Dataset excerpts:
******************************

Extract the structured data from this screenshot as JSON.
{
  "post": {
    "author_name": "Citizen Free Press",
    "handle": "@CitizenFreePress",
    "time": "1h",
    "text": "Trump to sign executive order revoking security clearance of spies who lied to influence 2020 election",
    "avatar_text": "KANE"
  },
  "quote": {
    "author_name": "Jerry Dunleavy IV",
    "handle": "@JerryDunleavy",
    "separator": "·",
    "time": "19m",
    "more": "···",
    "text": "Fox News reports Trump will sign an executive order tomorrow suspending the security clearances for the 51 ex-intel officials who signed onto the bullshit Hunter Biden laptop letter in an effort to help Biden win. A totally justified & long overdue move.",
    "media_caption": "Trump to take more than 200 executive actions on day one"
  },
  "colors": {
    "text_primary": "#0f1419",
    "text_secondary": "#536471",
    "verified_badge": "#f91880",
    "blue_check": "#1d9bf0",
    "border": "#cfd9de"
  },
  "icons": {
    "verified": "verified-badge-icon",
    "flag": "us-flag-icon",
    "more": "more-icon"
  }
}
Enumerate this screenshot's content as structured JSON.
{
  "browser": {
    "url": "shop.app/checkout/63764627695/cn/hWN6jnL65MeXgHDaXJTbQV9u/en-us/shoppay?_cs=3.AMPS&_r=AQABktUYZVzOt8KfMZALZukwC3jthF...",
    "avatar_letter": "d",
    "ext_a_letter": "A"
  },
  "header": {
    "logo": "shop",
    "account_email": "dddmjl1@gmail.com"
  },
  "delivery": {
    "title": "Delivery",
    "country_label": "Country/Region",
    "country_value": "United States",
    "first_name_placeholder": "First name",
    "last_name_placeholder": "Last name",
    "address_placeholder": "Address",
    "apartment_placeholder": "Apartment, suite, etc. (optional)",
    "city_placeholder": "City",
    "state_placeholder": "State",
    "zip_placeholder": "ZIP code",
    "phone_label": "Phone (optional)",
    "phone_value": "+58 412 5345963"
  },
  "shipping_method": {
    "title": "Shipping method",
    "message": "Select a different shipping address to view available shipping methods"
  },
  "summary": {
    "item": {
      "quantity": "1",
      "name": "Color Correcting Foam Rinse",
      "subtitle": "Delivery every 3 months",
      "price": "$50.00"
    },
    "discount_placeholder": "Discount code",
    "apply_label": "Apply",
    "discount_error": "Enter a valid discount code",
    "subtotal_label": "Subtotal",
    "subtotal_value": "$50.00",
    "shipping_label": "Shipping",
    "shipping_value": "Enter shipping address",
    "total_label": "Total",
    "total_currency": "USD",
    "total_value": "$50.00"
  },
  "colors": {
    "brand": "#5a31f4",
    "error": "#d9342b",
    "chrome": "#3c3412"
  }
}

******************************

> [What is being asked]
Write out every line of the material again, exactly as it reads.

> [Response for this exercise]
Extract the structured data from this screenshot as JSON.
{
  "post": {
    "author_name": "Citizen Free Press",
    "handle": "@CitizenFreePress",
    "time": "1h",
    "text": "Trump to sign executive order revoking security clearance of spies who lied to influence 2020 election",
    "avatar_text": "KANE"
  },
  "quote": {
    "author_name": "Jerry Dunleavy IV",
    "handle": "@JerryDunleavy",
    "separator": "·",
    "time": "19m",
    "more": "···",
    "text": "Fox News reports Trump will sign an executive order tomorrow suspending the security clearances for the 51 ex-intel officials who signed onto the bullshit Hunter Biden laptop letter in an effort to help Biden win. A totally justified & long overdue move.",
    "media_caption": "Trump to take more than 200 executive actions on day one"
  },
  "colors": {
    "text_primary": "#0f1419",
    "text_secondary": "#536471",
    "verified_badge": "#f91880",
    "blue_check": "#1d9bf0",
    "border": "#cfd9de"
  },
  "icons": {
    "verified": "verified-badge-icon",
    "flag": "us-flag-icon",
    "more": "more-icon"
  }
}
Enumerate this screenshot's content as structured JSON.
{
  "browser": {
    "url": "shop.app/checkout/63764627695/cn/hWN6jnL65MeXgHDaXJTbQV9u/en-us/shoppay?_cs=3.AMPS&_r=AQABktUYZVzOt8KfMZALZukwC3jthF...",
    "avatar_letter": "d",
    "ext_a_letter": "A"
  },
  "header": {
    "logo": "shop",
    "account_email": "dddmjl1@gmail.com"
  },
  "delivery": {
    "title": "Delivery",
    "country_label": "Country/Region",
    "country_value": "United States",
    "first_name_placeholder": "First name",
    "last_name_placeholder": "Last name",
    "address_placeholder": "Address",
    "apartment_placeholder": "Apartment, suite, etc. (optional)",
    "city_placeholder": "City",
    "state_placeholder": "State",
    "zip_placeholder": "ZIP code",
    "phone_label": "Phone (optional)",
    "phone_value": "+58 412 5345963"
  },
  "shipping_method": {
    "title": "Shipping method",
    "message": "Select a different shipping address to view available shipping methods"
  },
  "summary": {
    "item": {
      "quantity": "1",
      "name": "Color Correcting Foam Rinse",
      "subtitle": "Delivery every 3 months",
      "price": "$50.00"
    },
    "discount_placeholder": "Discount code",
    "apply_label": "Apply",
    "discount_error": "Enter a valid discount code",
    "subtotal_label": "Subtotal",
    "subtotal_value": "$50.00",
    "shipping_label": "Shipping",
    "shipping_value": "Enter shipping address",
    "total_label": "Total",
    "total_currency": "USD",
    "total_value": "$50.00"
  },
  "colors": {
    "brand": "#5a31f4",
    "error": "#d9342b",
    "chrome": "#3c3412"
  }
}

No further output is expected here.